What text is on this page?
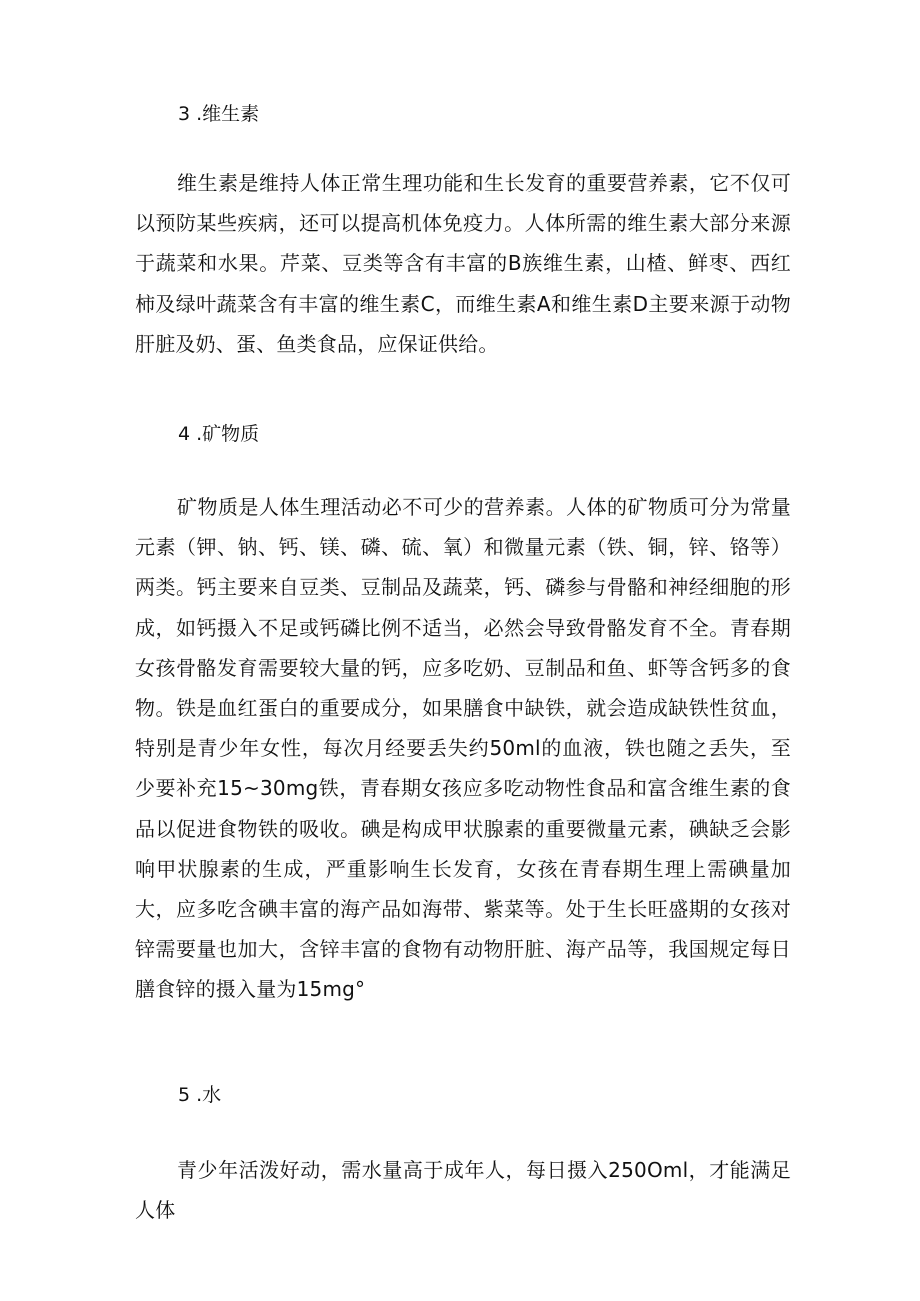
3 .维生素

维生素是维持人体正常生理功能和生长发育的重要营养素，它不仅可以预防某些疾病，还可以提高机体免疫力。人体所需的维生素大部分来源于蔬菜和水果。芹菜、豆类等含有丰富的B族维生素，山楂、鲜枣、西红柿及绿叶蔬菜含有丰富的维生素C，而维生素A和维生素D主要来源于动物肝脏及奶、蛋、鱼类食品，应保证供给。

4 .矿物质

矿物质是人体生理活动必不可少的营养素。人体的矿物质可分为常量元素（钾、钠、钙、镁、磷、硫、氧）和微量元素（铁、铜，锌、铬等）两类。钙主要来自豆类、豆制品及蔬菜，钙、磷参与骨骼和神经细胞的形成，如钙摄入不足或钙磷比例不适当，必然会导致骨骼发育不全。青春期女孩骨骼发育需要较大量的钙，应多吃奶、豆制品和鱼、虾等含钙多的食物。铁是血红蛋白的重要成分，如果膳食中缺铁，就会造成缺铁性贫血，特别是青少年女性，每次月经要丢失约50ml的血液，铁也随之丢失，至少要补充15~30mg铁，青春期女孩应多吃动物性食品和富含维生素的食品以促进食物铁的吸收。碘是构成甲状腺素的重要微量元素，碘缺乏会影响甲状腺素的生成，严重影响生长发育，女孩在青春期生理上需碘量加大，应多吃含碘丰富的海产品如海带、紫菜等。处于生长旺盛期的女孩对锌需要量也加大，含锌丰富的食物有动物肝脏、海产品等，我国规定每日膳食锌的摄入量为15mg°

5 .水

青少年活泼好动，需水量高于成年人，每日摄入250Oml，才能满足人体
___
Reproduce every entry exactly, but omit each picture.

_Solution_:
What text is on this page?
3 .维生素

维生素是维持人体正常生理功能和生长发育的重要营养素，它不仅可以预防某些疾病，还可以提高机体免疫力。人体所需的维生素大部分来源于蔬菜和水果。芹菜、豆类等含有丰富的B族维生素，山楂、鲜枣、西红柿及绿叶蔬菜含有丰富的维生素C，而维生素A和维生素D主要来源于动物肝脏及奶、蛋、鱼类食品，应保证供给。

4 .矿物质

矿物质是人体生理活动必不可少的营养素。人体的矿物质可分为常量元素（钾、钠、钙、镁、磷、硫、氧）和微量元素（铁、铜，锌、铬等）两类。钙主要来自豆类、豆制品及蔬菜，钙、磷参与骨骼和神经细胞的形成，如钙摄入不足或钙磷比例不适当，必然会导致骨骼发育不全。青春期女孩骨骼发育需要较大量的钙，应多吃奶、豆制品和鱼、虾等含钙多的食物。铁是血红蛋白的重要成分，如果膳食中缺铁，就会造成缺铁性贫血，特别是青少年女性，每次月经要丢失约50ml的血液，铁也随之丢失，至少要补充15~30mg铁，青春期女孩应多吃动物性食品和富含维生素的食品以促进食物铁的吸收。碘是构成甲状腺素的重要微量元素，碘缺乏会影响甲状腺素的生成，严重影响生长发育，女孩在青春期生理上需碘量加大，应多吃含碘丰富的海产品如海带、紫菜等。处于生长旺盛期的女孩对锌需要量也加大，含锌丰富的食物有动物肝脏、海产品等，我国规定每日膳食锌的摄入量为15mg°

5 .水

青少年活泼好动，需水量高于成年人，每日摄入250Oml，才能满足人体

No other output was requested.